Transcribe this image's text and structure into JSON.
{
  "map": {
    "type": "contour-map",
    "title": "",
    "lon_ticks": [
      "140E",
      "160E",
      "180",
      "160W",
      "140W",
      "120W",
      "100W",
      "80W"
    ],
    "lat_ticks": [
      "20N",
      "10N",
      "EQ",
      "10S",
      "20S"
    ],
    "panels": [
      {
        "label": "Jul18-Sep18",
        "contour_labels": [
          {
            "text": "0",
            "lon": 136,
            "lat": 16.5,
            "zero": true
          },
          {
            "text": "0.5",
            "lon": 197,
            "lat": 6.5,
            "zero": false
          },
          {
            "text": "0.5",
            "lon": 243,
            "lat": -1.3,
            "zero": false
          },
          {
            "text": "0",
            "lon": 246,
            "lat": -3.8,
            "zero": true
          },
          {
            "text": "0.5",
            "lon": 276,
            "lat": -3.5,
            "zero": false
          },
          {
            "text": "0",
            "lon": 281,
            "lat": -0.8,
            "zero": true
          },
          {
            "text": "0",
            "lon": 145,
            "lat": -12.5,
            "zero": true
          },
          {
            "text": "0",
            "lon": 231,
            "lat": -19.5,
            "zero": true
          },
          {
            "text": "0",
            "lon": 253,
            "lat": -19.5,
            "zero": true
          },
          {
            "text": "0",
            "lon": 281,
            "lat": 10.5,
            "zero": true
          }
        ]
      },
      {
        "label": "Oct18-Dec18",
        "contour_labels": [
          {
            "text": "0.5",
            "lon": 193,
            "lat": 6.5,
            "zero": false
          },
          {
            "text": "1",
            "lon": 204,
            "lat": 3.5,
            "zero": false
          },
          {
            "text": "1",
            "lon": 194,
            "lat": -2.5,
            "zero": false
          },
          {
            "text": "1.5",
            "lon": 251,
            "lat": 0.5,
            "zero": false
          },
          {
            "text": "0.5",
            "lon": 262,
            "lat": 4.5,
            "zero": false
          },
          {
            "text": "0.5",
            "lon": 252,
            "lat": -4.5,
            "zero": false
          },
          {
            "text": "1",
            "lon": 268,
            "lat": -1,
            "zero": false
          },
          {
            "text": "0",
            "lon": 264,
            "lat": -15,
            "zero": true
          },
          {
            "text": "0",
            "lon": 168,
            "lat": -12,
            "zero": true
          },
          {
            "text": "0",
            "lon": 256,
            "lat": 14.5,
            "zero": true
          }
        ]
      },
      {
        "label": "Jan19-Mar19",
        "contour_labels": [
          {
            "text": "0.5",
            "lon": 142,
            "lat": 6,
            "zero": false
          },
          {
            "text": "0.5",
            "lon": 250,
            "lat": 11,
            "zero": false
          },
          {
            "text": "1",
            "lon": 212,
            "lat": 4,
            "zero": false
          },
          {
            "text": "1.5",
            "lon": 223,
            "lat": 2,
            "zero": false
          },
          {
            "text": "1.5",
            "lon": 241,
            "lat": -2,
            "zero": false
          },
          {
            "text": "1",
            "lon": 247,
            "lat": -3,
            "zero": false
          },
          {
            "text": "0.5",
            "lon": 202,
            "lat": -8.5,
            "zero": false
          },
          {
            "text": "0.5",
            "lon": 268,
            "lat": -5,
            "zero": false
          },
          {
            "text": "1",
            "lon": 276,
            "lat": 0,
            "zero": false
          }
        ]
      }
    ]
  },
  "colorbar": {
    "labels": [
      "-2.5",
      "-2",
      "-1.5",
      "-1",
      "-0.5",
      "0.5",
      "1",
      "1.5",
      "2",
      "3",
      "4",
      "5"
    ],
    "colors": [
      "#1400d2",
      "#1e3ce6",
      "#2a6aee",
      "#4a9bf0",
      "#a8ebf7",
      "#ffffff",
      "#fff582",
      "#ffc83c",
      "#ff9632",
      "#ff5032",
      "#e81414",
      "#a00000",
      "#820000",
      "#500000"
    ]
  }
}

* * * * *

▶ _Task goal_
Retype the listing. Match it exactly.

▶ _Exercise response_
Transcribe this image's text and structure into JSON.
{
  "map": {
    "type": "contour-map",
    "title": "",
    "lon_ticks": [
      "140E",
      "160E",
      "180",
      "160W",
      "140W",
      "120W",
      "100W",
      "80W"
    ],
    "lat_ticks": [
      "20N",
      "10N",
      "EQ",
      "10S",
      "20S"
    ],
    "panels": [
      {
        "label": "Jul18-Sep18",
        "contour_labels": [
          {
            "text": "0",
            "lon": 136,
            "lat": 16.5,
            "zero": true
          },
          {
            "text": "0.5",
            "lon": 197,
            "lat": 6.5,
            "zero": false
          },
          {
            "text": "0.5",
            "lon": 243,
            "lat": -1.3,
            "zero": false
          },
          {
            "text": "0",
            "lon": 246,
            "lat": -3.8,
            "zero": true
          },
          {
            "text": "0.5",
            "lon": 276,
            "lat": -3.5,
            "zero": false
          },
          {
            "text": "0",
            "lon": 281,
            "lat": -0.8,
            "zero": true
          },
          {
            "text": "0",
            "lon": 145,
            "lat": -12.5,
            "zero": true
          },
          {
            "text": "0",
            "lon": 231,
            "lat": -19.5,
            "zero": true
          },
          {
            "text": "0",
            "lon": 253,
            "lat": -19.5,
            "zero": true
          },
          {
            "text": "0",
            "lon": 281,
            "lat": 10.5,
            "zero": true
          }
        ]
      },
      {
        "label": "Oct18-Dec18",
        "contour_labels": [
          {
            "text": "0.5",
            "lon": 193,
            "lat": 6.5,
            "zero": false
          },
          {
            "text": "1",
            "lon": 204,
            "lat": 3.5,
            "zero": false
          },
          {
            "text": "1",
            "lon": 194,
            "lat": -2.5,
            "zero": false
          },
          {
            "text": "1.5",
            "lon": 251,
            "lat": 0.5,
            "zero": false
          },
          {
            "text": "0.5",
            "lon": 262,
            "lat": 4.5,
            "zero": false
          },
          {
            "text": "0.5",
            "lon": 252,
            "lat": -4.5,
            "zero": false
          },
          {
            "text": "1",
            "lon": 268,
            "lat": -1,
            "zero": false
          },
          {
            "text": "0",
            "lon": 264,
            "lat": -15,
            "zero": true
          },
          {
            "text": "0",
            "lon": 168,
            "lat": -12,
            "zero": true
          },
          {
            "text": "0",
            "lon": 256,
            "lat": 14.5,
            "zero": true
          }
        ]
      },
      {
        "label": "Jan19-Mar19",
        "contour_labels": [
          {
            "text": "0.5",
            "lon": 142,
            "lat": 6,
            "zero": false
          },
          {
            "text": "0.5",
            "lon": 250,
            "lat": 11,
            "zero": false
          },
          {
            "text": "1",
            "lon": 212,
            "lat": 4,
            "zero": false
          },
          {
            "text": "1.5",
            "lon": 223,
            "lat": 2,
            "zero": false
          },
          {
            "text": "1.5",
            "lon": 241,
            "lat": -2,
            "zero": false
          },
          {
            "text": "1",
            "lon": 247,
            "lat": -3,
            "zero": false
          },
          {
            "text": "0.5",
            "lon": 202,
            "lat": -8.5,
            "zero": false
          },
          {
            "text": "0.5",
            "lon": 268,
            "lat": -5,
            "zero": false
          },
          {
            "text": "1",
            "lon": 276,
            "lat": 0,
            "zero": false
          }
        ]
      }
    ]
  },
  "colorbar": {
    "labels": [
      "-2.5",
      "-2",
      "-1.5",
      "-1",
      "-0.5",
      "0.5",
      "1",
      "1.5",
      "2",
      "3",
      "4",
      "5"
    ],
    "colors": [
      "#1400d2",
      "#1e3ce6",
      "#2a6aee",
      "#4a9bf0",
      "#a8ebf7",
      "#ffffff",
      "#fff582",
      "#ffc83c",
      "#ff9632",
      "#ff5032",
      "#e81414",
      "#a00000",
      "#820000",
      "#500000"
    ]
  }
}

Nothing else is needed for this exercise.